● EXTRAIT À LIRE:
* * * * *

Aviation malgache : de Jean Raoult, à Maryse Hilsz et Titaÿna

J’aimerais commencer cette année en vous parlant d’un sujet auquel je n’ai jamais eu l’occasion d’aborder : l’aviation malgache et en particulier de trois personnages peu connus des Malgaches : Jean Raoult, Maryse Hilsz et Titaÿna. Les deux premiers ont fait un baptême de l’ai exceptionnel, la dernière est un personnage haut en couleurs que j’aime bien et que je voudrais « vous présenter » 🙂

danse avion
A Tsihombe : danse Antandroy devant un Potez, sept. 1934 Coll. Sellier. Crédit : Bibert

La conquête du ciel malgache commence en 1871, quand le jésuite Finaz fait voler le premier aérostat. C’était sur l’esplanade de Mahamasina. Quelques années plus tard, en 1895, le ballon dirigeable nommé l’Éclaireur de Dex et Dibos survola l’île de Sainte-Marie vers le cap St André.

* * * * *

● ENREGISTREMENTS FOURNIS:
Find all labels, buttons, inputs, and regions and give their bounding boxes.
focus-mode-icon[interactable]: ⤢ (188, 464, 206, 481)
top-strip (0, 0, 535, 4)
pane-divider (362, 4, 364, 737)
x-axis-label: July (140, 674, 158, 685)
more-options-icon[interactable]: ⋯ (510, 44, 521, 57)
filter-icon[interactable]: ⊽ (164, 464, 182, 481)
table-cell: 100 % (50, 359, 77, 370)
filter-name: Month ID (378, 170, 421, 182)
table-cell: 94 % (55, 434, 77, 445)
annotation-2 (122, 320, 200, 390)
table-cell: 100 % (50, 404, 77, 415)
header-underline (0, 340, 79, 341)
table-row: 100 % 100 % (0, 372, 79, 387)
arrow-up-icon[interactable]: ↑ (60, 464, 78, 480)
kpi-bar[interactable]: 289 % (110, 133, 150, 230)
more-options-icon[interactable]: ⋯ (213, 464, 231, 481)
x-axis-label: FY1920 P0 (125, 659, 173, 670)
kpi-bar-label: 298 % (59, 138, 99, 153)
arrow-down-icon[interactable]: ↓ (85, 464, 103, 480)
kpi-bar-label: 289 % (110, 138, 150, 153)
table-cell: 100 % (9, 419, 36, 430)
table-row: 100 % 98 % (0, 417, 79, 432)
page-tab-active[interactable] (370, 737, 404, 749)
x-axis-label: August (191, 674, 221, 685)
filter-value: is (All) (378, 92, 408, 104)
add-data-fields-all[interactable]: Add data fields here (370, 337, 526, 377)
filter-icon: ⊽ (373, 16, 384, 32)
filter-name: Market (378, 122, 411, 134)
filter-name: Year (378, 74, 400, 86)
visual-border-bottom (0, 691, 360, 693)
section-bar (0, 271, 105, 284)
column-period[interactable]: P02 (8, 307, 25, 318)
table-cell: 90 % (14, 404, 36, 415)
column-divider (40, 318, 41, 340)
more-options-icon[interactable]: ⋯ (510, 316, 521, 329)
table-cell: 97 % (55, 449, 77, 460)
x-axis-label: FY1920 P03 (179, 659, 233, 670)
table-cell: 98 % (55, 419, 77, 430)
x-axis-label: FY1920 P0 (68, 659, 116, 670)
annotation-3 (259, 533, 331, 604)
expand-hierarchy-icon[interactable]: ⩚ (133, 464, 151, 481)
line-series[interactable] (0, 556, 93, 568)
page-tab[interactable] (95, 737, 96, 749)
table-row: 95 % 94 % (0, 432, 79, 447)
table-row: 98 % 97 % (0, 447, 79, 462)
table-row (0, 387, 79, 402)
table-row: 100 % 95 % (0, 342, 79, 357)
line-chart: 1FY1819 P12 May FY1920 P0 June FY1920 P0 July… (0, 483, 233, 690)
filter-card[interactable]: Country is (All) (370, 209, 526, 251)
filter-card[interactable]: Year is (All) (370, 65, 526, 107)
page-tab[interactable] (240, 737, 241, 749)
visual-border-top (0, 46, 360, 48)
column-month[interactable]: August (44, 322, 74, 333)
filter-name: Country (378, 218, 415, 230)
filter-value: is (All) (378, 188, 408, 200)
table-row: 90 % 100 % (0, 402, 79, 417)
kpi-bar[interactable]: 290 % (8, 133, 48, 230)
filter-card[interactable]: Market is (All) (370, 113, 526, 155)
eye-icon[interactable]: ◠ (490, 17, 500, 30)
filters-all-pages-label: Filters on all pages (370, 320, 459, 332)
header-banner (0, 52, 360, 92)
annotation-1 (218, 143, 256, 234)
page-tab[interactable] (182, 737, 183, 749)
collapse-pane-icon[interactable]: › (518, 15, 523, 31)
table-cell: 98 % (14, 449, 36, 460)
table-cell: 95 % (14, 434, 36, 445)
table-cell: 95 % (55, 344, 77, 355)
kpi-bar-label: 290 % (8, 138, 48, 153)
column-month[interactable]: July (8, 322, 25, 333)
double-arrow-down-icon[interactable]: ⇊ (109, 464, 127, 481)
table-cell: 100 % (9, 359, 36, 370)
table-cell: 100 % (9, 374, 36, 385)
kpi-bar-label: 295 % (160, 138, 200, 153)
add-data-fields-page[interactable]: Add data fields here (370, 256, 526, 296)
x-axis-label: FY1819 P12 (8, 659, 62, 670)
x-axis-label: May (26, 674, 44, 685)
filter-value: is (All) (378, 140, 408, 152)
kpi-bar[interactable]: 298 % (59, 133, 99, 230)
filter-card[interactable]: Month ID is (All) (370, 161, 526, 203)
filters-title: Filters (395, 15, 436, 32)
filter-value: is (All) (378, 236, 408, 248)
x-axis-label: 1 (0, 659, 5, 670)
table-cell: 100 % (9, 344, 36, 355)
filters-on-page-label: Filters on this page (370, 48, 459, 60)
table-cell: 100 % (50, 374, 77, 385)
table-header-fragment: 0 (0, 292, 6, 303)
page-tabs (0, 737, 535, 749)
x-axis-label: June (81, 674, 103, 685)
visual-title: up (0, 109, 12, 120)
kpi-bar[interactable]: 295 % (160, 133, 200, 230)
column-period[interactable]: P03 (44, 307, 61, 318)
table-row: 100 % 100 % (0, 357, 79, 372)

* * * * *

● PETIT EXERCICE 1:
D'après l'extrait sur l'aviation malgache, à quel endroit le jésuite Finaz a-t-il fait voler le premier aérostat ?
● PETIT EXERCICE 2:
Écrivez la suite de l'extrait sur l'aviation malgache, juste après sa dernière phrase.
Les enregistrements n'ont aucun lien avec l'extrait sur l'aviation malgache.

● RÉPONSE 1:
Sur l'esplanade de Mahamasina.

● RÉPONSE 2:
 » Après des adieux rapides à leur chef, les aérostiers reprirent leur place près des cordes de retenue, fortement tendues par le ballon délesté de trois cents kilos. « Tout est-il prêt ? » demanda le capitaine en sortant sa montre. Et sur un signe affirmatif : « Messieurs, dit-il, il est deux heures cinquante ; le voyage de l’Éclaireur commence. Adieu, et vive la France ! » Puis, après un instant, et au milieu d’un profond silence, sa voix se fit entendre à nouveau, prononçant ce seul mot : « Coupez ! » – Léo Dex et M. Dibos,  « Voyage et aventures d’un aérostat à travers Madagascar insurgée »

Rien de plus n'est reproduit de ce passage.